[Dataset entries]
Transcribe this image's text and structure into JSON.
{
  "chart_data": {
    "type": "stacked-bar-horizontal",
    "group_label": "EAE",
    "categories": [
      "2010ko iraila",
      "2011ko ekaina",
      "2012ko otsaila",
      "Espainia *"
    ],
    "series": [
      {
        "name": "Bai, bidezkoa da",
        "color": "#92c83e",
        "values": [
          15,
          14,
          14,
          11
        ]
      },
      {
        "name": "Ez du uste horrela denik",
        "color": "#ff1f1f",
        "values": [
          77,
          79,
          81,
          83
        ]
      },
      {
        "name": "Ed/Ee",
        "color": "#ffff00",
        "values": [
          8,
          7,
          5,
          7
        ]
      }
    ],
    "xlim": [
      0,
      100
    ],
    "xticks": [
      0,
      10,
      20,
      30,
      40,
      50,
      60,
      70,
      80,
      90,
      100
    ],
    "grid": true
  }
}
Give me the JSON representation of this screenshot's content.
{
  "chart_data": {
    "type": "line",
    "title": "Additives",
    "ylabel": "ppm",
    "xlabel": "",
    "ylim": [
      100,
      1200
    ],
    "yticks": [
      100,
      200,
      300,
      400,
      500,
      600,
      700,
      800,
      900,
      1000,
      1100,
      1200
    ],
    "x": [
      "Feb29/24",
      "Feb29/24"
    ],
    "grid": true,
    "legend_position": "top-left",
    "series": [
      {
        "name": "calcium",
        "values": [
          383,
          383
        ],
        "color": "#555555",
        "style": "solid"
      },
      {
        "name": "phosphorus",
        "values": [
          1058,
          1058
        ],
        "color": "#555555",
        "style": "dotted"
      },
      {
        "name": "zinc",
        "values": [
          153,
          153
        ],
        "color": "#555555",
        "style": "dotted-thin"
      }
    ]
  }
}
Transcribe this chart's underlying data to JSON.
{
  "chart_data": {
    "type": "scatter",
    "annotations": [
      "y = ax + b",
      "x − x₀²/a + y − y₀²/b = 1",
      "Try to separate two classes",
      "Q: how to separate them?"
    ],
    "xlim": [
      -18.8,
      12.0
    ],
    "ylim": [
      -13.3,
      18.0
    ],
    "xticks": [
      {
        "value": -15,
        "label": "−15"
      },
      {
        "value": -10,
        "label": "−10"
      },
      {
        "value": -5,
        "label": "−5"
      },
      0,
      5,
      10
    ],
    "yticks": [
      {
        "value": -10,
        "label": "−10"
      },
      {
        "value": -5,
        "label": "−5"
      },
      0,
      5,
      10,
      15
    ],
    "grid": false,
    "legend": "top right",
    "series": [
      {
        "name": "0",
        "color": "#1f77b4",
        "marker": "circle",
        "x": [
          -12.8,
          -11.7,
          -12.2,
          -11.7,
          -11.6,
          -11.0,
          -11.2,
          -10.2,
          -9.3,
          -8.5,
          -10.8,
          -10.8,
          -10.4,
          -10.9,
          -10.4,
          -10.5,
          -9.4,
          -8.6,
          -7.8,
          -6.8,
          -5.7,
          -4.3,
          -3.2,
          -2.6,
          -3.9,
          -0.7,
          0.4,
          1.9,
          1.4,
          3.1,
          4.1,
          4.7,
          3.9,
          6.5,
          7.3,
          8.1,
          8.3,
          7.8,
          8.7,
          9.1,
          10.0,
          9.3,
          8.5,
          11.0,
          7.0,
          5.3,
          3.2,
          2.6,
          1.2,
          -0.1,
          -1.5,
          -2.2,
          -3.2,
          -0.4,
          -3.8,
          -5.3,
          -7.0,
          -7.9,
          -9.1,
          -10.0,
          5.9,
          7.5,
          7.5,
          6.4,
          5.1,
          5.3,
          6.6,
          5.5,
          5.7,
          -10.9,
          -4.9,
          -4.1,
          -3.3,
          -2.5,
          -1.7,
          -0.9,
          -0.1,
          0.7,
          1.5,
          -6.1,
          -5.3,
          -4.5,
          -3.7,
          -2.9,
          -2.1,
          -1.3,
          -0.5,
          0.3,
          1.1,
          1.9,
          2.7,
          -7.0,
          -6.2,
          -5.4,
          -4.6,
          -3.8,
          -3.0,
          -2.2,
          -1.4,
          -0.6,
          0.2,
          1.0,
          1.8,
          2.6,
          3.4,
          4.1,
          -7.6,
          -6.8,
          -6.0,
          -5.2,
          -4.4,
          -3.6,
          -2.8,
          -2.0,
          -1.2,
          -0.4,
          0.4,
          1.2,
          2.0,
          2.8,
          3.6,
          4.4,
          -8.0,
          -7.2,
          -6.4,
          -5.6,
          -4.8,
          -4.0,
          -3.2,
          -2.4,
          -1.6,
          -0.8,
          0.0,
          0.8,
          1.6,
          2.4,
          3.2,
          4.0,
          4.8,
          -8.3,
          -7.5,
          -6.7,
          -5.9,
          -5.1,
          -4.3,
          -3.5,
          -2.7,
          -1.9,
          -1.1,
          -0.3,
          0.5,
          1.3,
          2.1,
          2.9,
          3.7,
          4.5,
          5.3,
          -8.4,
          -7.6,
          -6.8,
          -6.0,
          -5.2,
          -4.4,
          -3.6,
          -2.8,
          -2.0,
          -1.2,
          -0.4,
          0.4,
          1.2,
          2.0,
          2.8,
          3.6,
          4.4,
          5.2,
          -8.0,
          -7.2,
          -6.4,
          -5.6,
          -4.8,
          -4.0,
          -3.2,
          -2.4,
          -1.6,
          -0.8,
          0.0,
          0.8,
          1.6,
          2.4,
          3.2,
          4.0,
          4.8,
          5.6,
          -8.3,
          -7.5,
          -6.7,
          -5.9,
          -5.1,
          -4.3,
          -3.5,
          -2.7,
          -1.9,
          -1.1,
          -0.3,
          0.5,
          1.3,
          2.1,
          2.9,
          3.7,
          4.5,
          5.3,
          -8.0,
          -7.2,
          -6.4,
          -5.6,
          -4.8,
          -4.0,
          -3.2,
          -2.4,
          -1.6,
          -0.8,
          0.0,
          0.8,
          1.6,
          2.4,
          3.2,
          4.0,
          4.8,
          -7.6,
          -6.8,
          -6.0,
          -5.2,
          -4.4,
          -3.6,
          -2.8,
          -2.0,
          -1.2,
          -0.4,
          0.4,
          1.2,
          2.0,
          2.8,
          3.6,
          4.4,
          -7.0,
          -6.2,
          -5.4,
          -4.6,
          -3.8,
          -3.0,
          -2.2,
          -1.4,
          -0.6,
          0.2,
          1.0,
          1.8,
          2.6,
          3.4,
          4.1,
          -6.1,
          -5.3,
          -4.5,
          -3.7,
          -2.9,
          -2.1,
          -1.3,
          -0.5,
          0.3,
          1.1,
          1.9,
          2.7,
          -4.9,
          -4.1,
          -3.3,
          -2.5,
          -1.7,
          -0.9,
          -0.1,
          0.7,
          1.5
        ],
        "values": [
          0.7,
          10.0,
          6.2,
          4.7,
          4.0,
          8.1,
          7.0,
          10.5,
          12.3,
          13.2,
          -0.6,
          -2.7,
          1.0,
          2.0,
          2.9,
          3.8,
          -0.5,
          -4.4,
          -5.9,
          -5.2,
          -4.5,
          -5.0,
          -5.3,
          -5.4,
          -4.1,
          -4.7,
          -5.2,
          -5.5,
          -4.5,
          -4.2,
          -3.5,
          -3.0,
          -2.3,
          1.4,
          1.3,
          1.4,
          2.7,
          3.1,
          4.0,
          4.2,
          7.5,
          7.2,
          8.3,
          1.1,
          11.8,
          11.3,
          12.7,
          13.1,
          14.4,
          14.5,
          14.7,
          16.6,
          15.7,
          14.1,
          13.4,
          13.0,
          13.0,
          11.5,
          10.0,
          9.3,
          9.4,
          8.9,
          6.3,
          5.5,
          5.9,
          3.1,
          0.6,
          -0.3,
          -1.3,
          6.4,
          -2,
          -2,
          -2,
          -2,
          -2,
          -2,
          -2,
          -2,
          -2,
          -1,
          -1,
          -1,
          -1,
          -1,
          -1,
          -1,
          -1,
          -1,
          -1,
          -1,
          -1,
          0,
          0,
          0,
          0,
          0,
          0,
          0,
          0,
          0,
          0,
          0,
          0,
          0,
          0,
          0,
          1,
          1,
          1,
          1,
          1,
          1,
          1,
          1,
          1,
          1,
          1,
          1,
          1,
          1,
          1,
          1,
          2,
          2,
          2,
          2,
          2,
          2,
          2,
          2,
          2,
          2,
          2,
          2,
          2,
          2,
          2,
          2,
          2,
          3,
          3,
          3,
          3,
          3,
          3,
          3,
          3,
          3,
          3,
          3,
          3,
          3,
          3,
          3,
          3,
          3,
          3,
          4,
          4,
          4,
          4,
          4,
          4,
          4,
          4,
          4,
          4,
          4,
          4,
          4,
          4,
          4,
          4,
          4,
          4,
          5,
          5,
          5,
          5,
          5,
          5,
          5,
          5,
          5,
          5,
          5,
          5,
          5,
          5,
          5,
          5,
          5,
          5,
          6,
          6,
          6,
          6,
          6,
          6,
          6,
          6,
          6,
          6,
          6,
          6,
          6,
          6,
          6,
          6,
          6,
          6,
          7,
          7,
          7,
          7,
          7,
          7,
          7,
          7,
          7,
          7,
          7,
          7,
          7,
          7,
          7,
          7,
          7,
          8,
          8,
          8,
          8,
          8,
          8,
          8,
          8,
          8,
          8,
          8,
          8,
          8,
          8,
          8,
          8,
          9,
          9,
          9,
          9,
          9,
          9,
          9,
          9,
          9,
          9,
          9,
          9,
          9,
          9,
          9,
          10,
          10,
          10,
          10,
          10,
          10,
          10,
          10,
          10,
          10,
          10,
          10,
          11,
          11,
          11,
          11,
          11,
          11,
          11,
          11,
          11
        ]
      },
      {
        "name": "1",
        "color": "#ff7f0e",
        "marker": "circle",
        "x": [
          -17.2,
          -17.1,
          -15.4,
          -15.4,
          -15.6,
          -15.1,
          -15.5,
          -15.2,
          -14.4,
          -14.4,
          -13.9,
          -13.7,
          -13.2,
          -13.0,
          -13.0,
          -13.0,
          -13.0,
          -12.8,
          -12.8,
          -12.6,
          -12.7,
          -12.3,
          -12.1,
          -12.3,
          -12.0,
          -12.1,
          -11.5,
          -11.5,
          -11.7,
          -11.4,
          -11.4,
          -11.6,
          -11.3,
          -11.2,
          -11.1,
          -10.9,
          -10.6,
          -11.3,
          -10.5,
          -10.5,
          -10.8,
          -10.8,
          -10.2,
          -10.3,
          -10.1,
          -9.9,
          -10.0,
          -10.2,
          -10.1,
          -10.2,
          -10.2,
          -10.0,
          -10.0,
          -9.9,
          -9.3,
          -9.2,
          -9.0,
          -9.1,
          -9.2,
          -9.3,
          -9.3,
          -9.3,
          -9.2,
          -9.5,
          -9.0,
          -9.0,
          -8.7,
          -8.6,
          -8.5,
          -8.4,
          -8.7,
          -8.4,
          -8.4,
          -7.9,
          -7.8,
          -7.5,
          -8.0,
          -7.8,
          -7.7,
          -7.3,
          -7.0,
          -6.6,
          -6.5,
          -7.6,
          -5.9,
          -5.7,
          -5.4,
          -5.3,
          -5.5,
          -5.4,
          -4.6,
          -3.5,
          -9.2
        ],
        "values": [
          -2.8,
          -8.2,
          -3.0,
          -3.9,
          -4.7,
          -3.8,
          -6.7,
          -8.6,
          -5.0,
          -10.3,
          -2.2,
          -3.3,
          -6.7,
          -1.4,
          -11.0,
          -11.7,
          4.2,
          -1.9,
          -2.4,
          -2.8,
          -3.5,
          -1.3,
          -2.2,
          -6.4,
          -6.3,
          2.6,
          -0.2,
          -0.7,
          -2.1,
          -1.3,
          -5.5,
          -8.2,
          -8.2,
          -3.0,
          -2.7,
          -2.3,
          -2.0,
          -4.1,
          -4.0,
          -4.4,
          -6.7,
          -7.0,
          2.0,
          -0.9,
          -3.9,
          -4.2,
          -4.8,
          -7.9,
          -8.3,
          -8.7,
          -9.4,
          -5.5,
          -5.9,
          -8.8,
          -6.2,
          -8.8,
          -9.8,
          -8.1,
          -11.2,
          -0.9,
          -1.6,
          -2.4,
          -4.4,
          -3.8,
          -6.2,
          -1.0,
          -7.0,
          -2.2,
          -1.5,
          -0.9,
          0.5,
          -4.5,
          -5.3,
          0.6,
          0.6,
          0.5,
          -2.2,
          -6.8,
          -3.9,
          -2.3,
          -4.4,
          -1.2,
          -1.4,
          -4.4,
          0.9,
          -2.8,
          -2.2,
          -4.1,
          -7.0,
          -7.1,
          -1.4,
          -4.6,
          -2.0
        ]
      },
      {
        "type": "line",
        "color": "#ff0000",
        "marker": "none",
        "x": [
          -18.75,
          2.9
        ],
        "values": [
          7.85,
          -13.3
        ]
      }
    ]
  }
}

> _Instructions to follow_
Scan the records above for the string "color", then select every line that holds it.

> _Task result_
        "color": "#92c83e",
        "color": "#ff1f1f",
        "color": "#ffff00",
        "color": "#555555",
        "color": "#555555",
        "color": "#555555",
        "color": "#1f77b4",
        "color": "#ff7f0e",
        "color": "#ff0000",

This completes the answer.